* [Exercise requirements]:
Below are records. Count every line containing the word "this" and give the number alone.
-- START Records for the exercise --
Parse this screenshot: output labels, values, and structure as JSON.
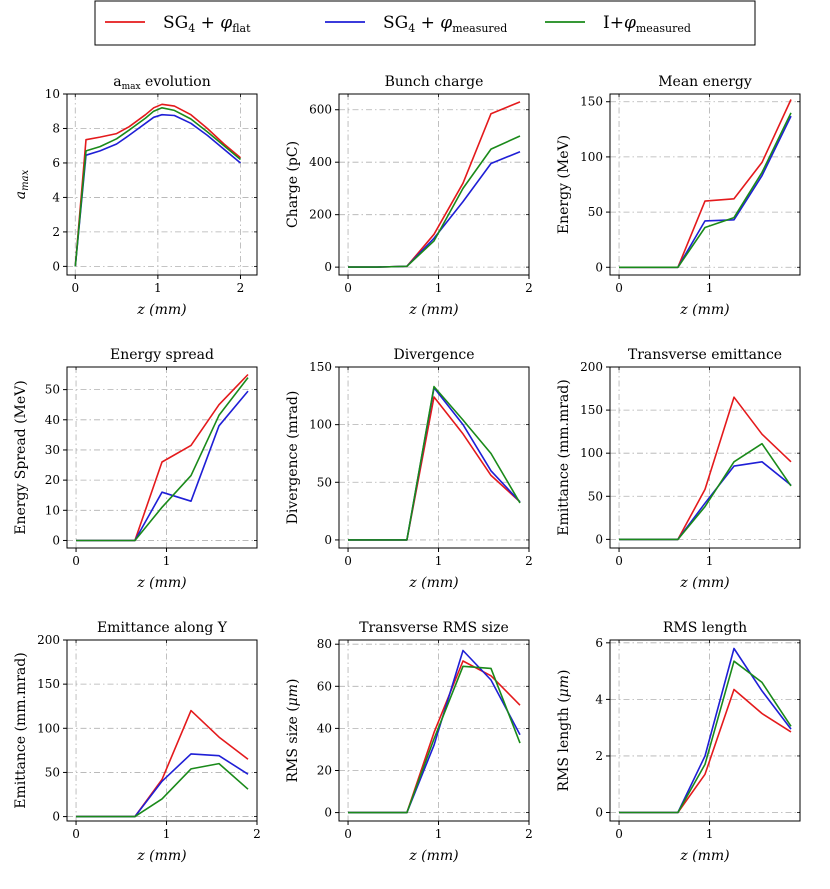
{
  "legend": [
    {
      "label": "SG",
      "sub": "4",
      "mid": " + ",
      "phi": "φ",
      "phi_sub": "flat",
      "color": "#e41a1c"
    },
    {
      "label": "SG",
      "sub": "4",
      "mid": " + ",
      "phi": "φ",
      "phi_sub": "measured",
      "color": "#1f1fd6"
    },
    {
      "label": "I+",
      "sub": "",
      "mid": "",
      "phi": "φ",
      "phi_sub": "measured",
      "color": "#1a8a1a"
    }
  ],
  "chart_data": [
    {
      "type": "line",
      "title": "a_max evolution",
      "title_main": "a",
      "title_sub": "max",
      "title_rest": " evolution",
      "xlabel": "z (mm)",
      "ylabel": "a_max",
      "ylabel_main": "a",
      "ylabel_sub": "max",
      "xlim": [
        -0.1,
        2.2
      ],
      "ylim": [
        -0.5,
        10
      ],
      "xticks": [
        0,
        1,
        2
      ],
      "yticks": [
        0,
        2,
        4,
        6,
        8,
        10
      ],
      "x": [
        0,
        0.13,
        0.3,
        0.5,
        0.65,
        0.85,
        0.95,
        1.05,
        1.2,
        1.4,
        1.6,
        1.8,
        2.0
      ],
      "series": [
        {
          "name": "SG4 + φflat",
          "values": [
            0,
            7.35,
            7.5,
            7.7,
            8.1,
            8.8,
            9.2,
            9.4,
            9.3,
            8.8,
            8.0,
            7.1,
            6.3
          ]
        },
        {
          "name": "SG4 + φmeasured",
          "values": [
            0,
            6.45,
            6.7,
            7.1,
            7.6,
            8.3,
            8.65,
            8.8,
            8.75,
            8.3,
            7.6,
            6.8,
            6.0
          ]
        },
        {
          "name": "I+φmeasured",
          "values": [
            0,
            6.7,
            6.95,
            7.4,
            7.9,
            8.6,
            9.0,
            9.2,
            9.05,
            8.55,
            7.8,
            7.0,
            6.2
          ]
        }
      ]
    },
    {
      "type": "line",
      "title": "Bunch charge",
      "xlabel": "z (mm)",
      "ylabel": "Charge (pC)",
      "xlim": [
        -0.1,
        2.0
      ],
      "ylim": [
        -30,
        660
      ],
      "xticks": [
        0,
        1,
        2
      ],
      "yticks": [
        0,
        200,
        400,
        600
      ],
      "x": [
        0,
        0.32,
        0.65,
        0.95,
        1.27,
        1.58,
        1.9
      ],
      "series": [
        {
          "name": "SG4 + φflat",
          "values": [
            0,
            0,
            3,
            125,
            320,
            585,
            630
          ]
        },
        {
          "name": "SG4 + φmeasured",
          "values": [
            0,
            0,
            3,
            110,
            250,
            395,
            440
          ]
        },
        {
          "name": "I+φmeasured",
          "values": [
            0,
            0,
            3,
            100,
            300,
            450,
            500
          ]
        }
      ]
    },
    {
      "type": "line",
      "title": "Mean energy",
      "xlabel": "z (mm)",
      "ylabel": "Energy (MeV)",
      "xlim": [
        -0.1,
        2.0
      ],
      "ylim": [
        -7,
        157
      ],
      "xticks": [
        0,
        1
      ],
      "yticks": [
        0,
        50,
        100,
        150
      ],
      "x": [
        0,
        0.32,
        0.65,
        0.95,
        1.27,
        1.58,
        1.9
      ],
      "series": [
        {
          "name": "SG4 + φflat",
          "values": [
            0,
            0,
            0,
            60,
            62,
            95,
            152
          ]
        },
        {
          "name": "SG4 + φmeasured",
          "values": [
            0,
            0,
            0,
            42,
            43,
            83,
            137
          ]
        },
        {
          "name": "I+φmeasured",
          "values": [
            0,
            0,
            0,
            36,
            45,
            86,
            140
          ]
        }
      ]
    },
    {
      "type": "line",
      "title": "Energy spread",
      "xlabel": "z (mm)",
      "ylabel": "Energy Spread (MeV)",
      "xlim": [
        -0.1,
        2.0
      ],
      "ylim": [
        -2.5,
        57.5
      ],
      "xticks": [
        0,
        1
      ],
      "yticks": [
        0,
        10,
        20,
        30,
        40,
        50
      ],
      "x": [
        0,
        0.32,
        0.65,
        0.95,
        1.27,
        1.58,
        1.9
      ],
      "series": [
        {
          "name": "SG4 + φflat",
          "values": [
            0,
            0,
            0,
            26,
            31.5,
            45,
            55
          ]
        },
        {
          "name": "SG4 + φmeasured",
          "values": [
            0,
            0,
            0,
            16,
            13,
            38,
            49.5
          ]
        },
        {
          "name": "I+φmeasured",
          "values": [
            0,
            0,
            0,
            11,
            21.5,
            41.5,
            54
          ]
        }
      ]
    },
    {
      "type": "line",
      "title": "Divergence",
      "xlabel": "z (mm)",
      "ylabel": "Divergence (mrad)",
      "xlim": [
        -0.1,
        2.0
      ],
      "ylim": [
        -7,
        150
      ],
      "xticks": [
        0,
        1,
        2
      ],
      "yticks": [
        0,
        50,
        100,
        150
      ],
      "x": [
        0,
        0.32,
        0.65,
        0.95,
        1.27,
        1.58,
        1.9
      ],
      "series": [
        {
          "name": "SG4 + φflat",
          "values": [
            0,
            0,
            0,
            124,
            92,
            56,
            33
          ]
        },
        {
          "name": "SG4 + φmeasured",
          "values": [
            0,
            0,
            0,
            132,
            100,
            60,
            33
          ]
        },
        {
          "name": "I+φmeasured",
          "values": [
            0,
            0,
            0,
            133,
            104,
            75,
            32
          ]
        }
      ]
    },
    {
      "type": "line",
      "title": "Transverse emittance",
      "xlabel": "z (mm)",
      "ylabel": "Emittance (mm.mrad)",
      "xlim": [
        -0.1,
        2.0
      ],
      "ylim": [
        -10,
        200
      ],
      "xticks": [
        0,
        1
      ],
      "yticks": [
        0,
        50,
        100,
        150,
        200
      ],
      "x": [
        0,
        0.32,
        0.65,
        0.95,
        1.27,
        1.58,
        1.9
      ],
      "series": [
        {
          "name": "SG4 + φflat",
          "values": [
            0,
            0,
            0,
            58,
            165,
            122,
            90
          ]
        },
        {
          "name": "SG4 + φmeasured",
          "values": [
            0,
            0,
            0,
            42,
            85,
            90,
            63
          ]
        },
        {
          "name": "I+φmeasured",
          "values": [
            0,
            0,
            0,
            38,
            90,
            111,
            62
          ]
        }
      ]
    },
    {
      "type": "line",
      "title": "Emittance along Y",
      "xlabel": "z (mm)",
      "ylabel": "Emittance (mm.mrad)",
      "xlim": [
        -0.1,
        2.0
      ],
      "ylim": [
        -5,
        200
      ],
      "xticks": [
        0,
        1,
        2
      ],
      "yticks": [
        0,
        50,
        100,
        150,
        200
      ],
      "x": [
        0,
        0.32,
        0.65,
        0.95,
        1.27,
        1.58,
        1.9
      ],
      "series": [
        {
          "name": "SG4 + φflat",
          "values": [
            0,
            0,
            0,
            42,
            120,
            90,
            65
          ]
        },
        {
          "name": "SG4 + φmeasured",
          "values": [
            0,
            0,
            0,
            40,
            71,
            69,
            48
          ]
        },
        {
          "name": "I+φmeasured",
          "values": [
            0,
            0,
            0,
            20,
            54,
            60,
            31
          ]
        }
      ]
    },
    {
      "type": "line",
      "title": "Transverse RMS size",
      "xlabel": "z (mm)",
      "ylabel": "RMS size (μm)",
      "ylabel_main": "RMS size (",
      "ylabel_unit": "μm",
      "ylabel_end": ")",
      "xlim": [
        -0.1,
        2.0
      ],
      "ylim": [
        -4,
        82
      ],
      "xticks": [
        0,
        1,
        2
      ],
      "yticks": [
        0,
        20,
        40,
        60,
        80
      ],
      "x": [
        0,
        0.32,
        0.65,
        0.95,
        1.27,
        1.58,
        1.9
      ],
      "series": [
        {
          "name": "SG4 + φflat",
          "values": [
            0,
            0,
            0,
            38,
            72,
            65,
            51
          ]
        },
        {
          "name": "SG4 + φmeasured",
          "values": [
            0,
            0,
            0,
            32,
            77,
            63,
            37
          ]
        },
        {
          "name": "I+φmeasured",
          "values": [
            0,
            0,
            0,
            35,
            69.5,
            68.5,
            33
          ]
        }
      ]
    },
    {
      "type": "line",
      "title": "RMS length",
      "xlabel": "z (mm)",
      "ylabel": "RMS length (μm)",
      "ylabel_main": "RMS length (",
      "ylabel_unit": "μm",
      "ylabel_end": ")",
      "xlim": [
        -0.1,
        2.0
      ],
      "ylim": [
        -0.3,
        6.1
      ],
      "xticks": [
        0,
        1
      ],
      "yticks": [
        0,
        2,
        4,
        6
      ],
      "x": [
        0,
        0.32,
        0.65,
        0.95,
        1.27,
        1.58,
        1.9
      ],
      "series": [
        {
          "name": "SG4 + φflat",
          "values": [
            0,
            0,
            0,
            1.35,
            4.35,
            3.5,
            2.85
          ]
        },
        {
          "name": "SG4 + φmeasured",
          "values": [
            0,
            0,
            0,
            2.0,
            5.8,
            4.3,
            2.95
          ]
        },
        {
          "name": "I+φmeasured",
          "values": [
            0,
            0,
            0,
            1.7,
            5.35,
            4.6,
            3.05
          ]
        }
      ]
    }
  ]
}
-- END Records for the exercise --
-- START Records for the exercise --
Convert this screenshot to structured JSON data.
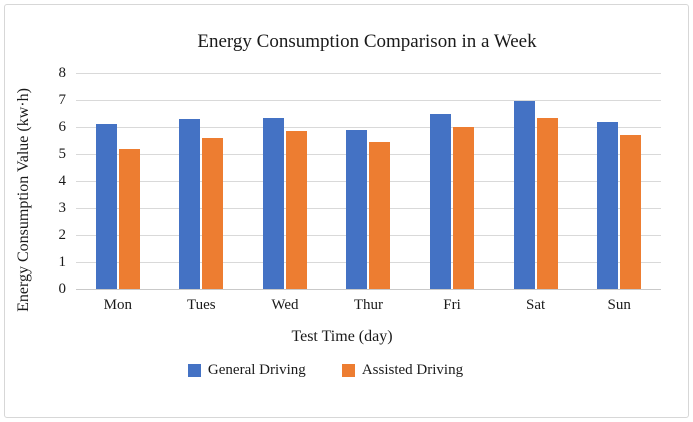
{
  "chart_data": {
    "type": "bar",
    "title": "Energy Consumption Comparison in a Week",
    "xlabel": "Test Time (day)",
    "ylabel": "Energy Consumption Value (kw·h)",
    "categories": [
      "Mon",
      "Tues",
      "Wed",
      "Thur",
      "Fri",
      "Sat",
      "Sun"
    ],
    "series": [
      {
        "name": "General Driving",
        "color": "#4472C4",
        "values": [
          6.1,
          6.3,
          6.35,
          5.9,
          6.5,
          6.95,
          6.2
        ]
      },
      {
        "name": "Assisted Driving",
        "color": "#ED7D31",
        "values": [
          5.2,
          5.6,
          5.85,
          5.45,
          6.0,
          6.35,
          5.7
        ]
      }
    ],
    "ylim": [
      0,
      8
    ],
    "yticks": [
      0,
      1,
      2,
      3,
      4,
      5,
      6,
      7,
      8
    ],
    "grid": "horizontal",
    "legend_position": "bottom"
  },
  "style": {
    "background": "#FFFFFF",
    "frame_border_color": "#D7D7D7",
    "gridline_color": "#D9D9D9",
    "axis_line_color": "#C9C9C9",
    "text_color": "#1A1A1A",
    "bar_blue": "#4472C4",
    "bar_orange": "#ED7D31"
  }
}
-- END Records for the exercise --
* [Solution]:
2